In the data below, find the line containing "What does this"; reproduce that line and all subsequent lines exactly, and nothing else.

### RECORD SET
[START]

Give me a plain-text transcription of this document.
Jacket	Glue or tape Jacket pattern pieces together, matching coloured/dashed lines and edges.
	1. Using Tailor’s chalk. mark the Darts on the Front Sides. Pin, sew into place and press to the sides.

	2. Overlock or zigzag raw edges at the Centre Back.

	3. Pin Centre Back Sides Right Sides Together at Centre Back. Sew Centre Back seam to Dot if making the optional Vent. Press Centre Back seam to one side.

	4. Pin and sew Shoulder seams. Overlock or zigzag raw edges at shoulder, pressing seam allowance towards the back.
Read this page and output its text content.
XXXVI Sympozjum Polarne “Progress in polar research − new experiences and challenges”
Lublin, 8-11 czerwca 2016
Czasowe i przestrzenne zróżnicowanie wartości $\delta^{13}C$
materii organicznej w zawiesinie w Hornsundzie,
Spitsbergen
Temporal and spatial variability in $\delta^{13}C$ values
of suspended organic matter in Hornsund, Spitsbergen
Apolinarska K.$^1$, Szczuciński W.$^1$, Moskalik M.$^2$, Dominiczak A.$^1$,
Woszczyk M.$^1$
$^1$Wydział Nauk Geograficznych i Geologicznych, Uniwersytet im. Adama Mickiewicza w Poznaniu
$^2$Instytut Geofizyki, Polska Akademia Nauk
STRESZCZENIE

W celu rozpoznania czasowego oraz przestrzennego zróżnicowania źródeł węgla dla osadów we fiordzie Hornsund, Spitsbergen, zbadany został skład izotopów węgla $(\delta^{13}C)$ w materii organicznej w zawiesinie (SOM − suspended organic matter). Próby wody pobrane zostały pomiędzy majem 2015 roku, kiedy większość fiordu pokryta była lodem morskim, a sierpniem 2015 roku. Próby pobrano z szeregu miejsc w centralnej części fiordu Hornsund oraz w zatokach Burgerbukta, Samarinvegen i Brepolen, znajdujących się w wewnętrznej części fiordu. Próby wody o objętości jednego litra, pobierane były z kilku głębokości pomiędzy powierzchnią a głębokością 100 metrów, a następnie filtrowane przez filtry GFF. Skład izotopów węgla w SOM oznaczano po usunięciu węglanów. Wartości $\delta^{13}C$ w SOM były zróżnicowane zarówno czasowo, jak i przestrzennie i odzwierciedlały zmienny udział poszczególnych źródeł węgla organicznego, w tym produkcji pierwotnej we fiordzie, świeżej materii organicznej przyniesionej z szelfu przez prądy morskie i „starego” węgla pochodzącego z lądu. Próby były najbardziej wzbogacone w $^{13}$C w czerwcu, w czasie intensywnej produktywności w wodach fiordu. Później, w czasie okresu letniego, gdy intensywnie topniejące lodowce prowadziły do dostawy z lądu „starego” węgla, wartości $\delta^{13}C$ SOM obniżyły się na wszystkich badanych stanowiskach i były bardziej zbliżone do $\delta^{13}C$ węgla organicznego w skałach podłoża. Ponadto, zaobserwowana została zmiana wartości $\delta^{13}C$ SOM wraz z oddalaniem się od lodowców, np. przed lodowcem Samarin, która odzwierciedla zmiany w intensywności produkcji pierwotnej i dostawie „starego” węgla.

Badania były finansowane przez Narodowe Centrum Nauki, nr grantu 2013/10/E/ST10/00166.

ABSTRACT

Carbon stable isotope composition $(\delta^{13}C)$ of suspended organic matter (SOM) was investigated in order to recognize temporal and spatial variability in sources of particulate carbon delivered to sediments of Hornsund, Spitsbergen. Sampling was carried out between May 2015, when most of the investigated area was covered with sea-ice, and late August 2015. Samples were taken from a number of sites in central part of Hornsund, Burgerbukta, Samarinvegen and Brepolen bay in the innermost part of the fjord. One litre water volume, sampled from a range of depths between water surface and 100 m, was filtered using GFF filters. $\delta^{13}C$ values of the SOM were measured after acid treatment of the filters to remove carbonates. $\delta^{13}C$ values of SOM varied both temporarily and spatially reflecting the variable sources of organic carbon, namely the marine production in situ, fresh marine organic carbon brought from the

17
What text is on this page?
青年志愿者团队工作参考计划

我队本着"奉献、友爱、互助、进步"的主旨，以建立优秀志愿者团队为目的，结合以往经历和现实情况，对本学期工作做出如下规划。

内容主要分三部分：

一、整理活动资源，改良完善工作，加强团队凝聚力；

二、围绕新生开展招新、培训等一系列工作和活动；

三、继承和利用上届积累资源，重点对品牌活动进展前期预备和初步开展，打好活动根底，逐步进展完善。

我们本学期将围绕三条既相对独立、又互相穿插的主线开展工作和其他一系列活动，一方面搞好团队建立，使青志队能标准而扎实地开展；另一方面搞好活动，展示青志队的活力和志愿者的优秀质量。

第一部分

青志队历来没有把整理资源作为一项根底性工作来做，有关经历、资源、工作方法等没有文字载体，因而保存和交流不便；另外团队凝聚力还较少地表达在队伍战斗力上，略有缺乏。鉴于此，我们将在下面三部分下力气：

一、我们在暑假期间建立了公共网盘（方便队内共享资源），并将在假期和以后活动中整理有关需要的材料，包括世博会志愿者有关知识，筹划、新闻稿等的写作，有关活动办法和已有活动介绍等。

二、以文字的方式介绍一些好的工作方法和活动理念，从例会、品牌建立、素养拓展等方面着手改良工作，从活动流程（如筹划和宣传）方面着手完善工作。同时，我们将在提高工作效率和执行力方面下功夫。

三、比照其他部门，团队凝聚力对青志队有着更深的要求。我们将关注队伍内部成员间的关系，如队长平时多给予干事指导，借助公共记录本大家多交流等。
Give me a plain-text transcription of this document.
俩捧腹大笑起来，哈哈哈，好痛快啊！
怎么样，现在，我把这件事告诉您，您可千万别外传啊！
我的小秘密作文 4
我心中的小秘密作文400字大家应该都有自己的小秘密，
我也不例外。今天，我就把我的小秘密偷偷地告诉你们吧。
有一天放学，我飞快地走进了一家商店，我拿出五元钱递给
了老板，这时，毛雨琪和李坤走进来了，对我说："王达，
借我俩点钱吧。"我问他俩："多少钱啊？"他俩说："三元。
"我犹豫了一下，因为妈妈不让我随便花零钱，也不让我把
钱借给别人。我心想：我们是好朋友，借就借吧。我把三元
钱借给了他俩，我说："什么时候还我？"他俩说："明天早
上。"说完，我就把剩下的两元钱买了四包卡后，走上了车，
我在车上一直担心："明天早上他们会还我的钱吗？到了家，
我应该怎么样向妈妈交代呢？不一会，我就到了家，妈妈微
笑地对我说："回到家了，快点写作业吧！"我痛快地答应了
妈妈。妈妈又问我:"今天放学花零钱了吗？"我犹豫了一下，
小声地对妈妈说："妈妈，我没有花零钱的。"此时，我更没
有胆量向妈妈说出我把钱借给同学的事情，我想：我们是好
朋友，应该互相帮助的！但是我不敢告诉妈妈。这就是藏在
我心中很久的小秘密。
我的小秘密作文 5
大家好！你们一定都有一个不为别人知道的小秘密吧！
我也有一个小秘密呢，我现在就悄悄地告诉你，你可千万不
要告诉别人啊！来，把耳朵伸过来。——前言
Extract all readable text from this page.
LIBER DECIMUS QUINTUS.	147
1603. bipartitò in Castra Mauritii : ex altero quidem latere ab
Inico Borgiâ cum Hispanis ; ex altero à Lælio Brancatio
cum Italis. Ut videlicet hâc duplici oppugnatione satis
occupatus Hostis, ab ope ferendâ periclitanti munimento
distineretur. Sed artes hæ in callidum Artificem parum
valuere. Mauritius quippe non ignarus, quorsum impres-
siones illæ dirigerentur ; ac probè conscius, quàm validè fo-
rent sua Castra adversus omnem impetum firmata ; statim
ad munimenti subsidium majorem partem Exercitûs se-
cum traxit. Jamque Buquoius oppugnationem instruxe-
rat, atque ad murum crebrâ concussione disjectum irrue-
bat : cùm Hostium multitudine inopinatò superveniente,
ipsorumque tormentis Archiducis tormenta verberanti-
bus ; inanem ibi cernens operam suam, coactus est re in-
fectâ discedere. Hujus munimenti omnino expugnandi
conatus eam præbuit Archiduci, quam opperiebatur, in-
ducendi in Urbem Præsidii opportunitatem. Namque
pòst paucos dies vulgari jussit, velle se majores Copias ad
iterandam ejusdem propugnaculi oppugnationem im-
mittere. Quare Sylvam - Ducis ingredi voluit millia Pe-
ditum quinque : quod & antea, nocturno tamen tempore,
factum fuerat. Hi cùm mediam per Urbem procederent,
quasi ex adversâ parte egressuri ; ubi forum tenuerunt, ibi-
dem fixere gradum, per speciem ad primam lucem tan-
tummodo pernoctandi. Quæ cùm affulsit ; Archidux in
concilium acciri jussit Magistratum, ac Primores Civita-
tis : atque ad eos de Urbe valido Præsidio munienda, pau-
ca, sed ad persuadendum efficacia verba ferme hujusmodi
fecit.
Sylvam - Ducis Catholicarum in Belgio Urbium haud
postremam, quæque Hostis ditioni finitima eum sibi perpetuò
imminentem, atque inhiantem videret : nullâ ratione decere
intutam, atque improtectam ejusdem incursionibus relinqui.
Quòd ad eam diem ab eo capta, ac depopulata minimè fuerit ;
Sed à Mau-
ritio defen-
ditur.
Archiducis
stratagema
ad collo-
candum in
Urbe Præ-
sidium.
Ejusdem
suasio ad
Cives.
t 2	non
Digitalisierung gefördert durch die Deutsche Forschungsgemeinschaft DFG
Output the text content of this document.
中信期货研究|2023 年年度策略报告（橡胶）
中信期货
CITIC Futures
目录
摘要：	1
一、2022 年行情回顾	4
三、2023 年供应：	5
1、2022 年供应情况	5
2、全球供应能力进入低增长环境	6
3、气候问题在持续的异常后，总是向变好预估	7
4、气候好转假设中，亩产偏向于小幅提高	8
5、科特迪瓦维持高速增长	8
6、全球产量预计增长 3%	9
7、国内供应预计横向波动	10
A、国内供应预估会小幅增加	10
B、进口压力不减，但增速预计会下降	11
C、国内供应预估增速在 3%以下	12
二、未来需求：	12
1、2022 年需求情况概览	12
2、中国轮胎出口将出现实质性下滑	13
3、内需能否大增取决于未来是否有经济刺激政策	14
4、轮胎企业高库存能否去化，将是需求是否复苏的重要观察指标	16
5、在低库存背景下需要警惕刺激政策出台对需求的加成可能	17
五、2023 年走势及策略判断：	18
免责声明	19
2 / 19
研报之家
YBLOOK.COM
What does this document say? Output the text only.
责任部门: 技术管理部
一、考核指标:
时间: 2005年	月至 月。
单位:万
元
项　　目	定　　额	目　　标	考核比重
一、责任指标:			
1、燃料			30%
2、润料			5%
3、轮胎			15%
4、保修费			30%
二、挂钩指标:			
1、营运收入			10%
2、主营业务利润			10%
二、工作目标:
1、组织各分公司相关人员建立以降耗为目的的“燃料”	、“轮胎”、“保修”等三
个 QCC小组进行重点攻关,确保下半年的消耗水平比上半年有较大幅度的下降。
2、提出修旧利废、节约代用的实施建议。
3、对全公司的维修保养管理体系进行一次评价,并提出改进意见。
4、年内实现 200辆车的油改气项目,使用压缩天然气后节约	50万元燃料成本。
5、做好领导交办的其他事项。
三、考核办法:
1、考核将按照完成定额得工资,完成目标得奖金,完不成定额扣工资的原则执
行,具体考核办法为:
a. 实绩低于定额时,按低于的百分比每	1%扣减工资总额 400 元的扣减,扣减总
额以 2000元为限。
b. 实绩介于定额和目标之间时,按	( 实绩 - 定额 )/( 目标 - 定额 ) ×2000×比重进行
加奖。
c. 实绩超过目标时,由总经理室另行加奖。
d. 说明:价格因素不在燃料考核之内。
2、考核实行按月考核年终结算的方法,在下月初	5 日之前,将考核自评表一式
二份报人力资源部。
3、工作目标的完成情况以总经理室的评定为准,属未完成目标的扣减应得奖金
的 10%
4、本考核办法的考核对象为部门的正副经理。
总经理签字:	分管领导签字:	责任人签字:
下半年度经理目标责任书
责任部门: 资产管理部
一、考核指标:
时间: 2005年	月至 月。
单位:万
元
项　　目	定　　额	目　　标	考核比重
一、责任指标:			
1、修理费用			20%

[END]

### TASK RESPONSE
What does this document say? Output the text only.
责任部门: 技术管理部
一、考核指标:
时间: 2005年	月至 月。
单位:万
元
项　　目	定　　额	目　　标	考核比重
一、责任指标:			
1、燃料			30%
2、润料			5%
3、轮胎			15%
4、保修费			30%
二、挂钩指标:			
1、营运收入			10%
2、主营业务利润			10%
二、工作目标:
1、组织各分公司相关人员建立以降耗为目的的“燃料”	、“轮胎”、“保修”等三
个 QCC小组进行重点攻关,确保下半年的消耗水平比上半年有较大幅度的下降。
2、提出修旧利废、节约代用的实施建议。
3、对全公司的维修保养管理体系进行一次评价,并提出改进意见。
4、年内实现 200辆车的油改气项目,使用压缩天然气后节约	50万元燃料成本。
5、做好领导交办的其他事项。
三、考核办法:
1、考核将按照完成定额得工资,完成目标得奖金,完不成定额扣工资的原则执
行,具体考核办法为:
a. 实绩低于定额时,按低于的百分比每	1%扣减工资总额 400 元的扣减,扣减总
额以 2000元为限。
b. 实绩介于定额和目标之间时,按	( 实绩 - 定额 )/( 目标 - 定额 ) ×2000×比重进行
加奖。
c. 实绩超过目标时,由总经理室另行加奖。
d. 说明:价格因素不在燃料考核之内。
2、考核实行按月考核年终结算的方法,在下月初	5 日之前,将考核自评表一式
二份报人力资源部。
3、工作目标的完成情况以总经理室的评定为准,属未完成目标的扣减应得奖金
的 10%
4、本考核办法的考核对象为部门的正副经理。
总经理签字:	分管领导签字:	责任人签字:
下半年度经理目标责任书
责任部门: 资产管理部
一、考核指标:
时间: 2005年	月至 月。
单位:万
元
项　　目	定　　额	目　　标	考核比重
一、责任指标:			
1、修理费用			20%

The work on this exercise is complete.